**WRITTEN EXERCISE:**
Each line of the material must be repeated precisely, with the pictures left out.

(Data records)
** Begin **
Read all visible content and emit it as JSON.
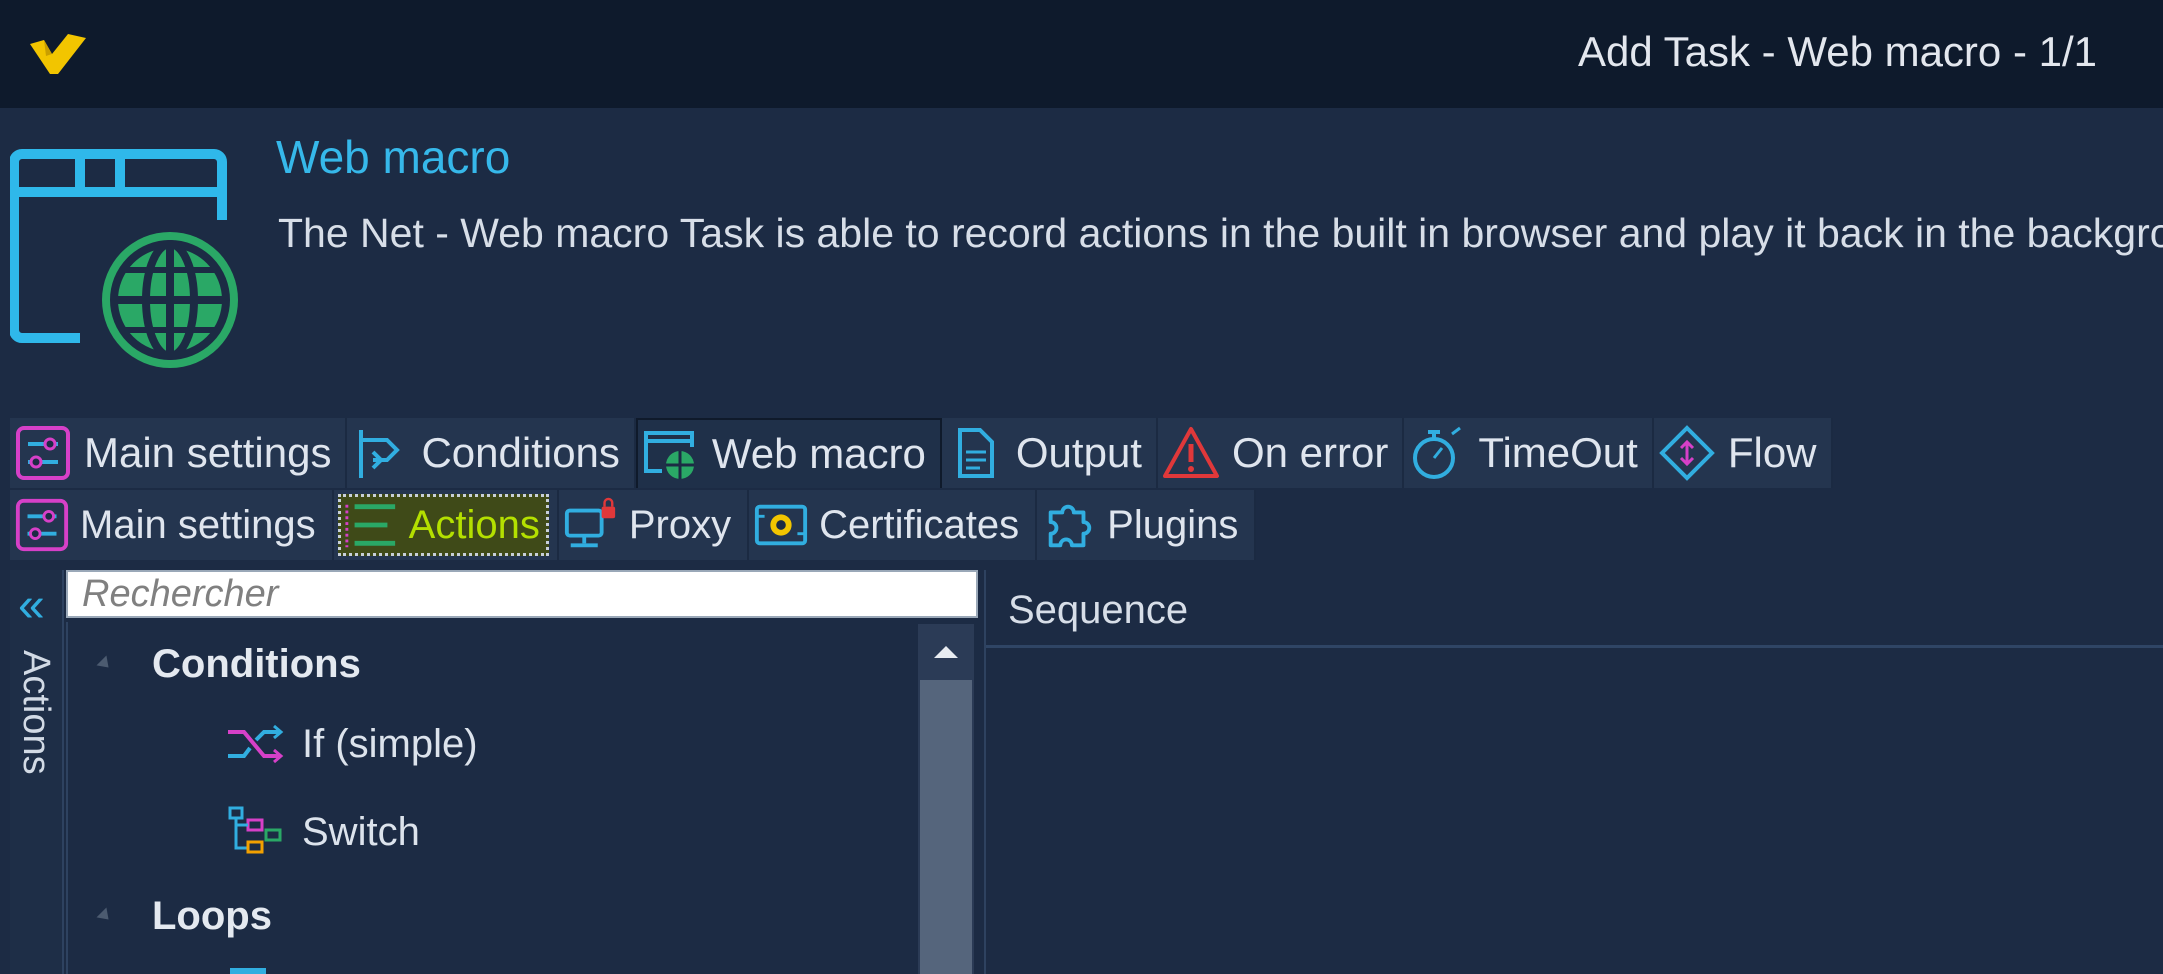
{
  "window": {
    "title": "Add Task - Web macro - 1/1"
  },
  "header": {
    "title": "Web macro",
    "description": "The Net - Web macro Task is able to record actions in the built in browser and play it back in the backgro",
    "icon": "browser-globe-icon"
  },
  "tabs_primary": [
    {
      "label": "Main settings",
      "icon": "sliders-icon"
    },
    {
      "label": "Conditions",
      "icon": "branch-icon"
    },
    {
      "label": "Web macro",
      "icon": "browser-globe-icon",
      "active": true
    },
    {
      "label": "Output",
      "icon": "document-icon"
    },
    {
      "label": "On error",
      "icon": "warning-icon"
    },
    {
      "label": "TimeOut",
      "icon": "stopwatch-icon"
    },
    {
      "label": "Flow",
      "icon": "diamond-arrows-icon"
    }
  ],
  "tabs_secondary": [
    {
      "label": "Main settings",
      "icon": "sliders-icon"
    },
    {
      "label": "Actions",
      "icon": "actions-list-icon",
      "active": true
    },
    {
      "label": "Proxy",
      "icon": "proxy-lock-icon"
    },
    {
      "label": "Certificates",
      "icon": "certificate-icon"
    },
    {
      "label": "Plugins",
      "icon": "puzzle-icon"
    }
  ],
  "side_panel": {
    "label": "Actions",
    "collapse_icon": "double-chevron-left-icon"
  },
  "search": {
    "placeholder": "Rechercher",
    "value": ""
  },
  "tree": {
    "categories": [
      {
        "label": "Conditions",
        "items": [
          {
            "label": "If (simple)",
            "icon": "shuffle-icon"
          },
          {
            "label": "Switch",
            "icon": "switch-icon"
          }
        ]
      },
      {
        "label": "Loops",
        "items": []
      }
    ]
  },
  "sequence": {
    "title": "Sequence"
  },
  "colors": {
    "accent": "#36b8ea",
    "titlebar": "#0e1a2c",
    "background": "#1c2b44",
    "active_highlight": "#b4e000",
    "brand_yellow": "#f2c500"
  }
}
** End **
**TASK ANSWER:**
Read all visible content and emit it as JSON.
{
  "window": {
    "title": "Add Task - Web macro - 1/1"
  },
  "header": {
    "title": "Web macro",
    "description": "The Net - Web macro Task is able to record actions in the built in browser and play it back in the backgro",
    "icon": "browser-globe-icon"
  },
  "tabs_primary": [
    {
      "label": "Main settings",
      "icon": "sliders-icon"
    },
    {
      "label": "Conditions",
      "icon": "branch-icon"
    },
    {
      "label": "Web macro",
      "icon": "browser-globe-icon",
      "active": true
    },
    {
      "label": "Output",
      "icon": "document-icon"
    },
    {
      "label": "On error",
      "icon": "warning-icon"
    },
    {
      "label": "TimeOut",
      "icon": "stopwatch-icon"
    },
    {
      "label": "Flow",
      "icon": "diamond-arrows-icon"
    }
  ],
  "tabs_secondary": [
    {
      "label": "Main settings",
      "icon": "sliders-icon"
    },
    {
      "label": "Actions",
      "icon": "actions-list-icon",
      "active": true
    },
    {
      "label": "Proxy",
      "icon": "proxy-lock-icon"
    },
    {
      "label": "Certificates",
      "icon": "certificate-icon"
    },
    {
      "label": "Plugins",
      "icon": "puzzle-icon"
    }
  ],
  "side_panel": {
    "label": "Actions",
    "collapse_icon": "double-chevron-left-icon"
  },
  "search": {
    "placeholder": "Rechercher",
    "value": ""
  },
  "tree": {
    "categories": [
      {
        "label": "Conditions",
        "items": [
          {
            "label": "If (simple)",
            "icon": "shuffle-icon"
          },
          {
            "label": "Switch",
            "icon": "switch-icon"
          }
        ]
      },
      {
        "label": "Loops",
        "items": []
      }
    ]
  },
  "sequence": {
    "title": "Sequence"
  },
  "colors": {
    "accent": "#36b8ea",
    "titlebar": "#0e1a2c",
    "background": "#1c2b44",
    "active_highlight": "#b4e000",
    "brand_yellow": "#f2c500"
  }
}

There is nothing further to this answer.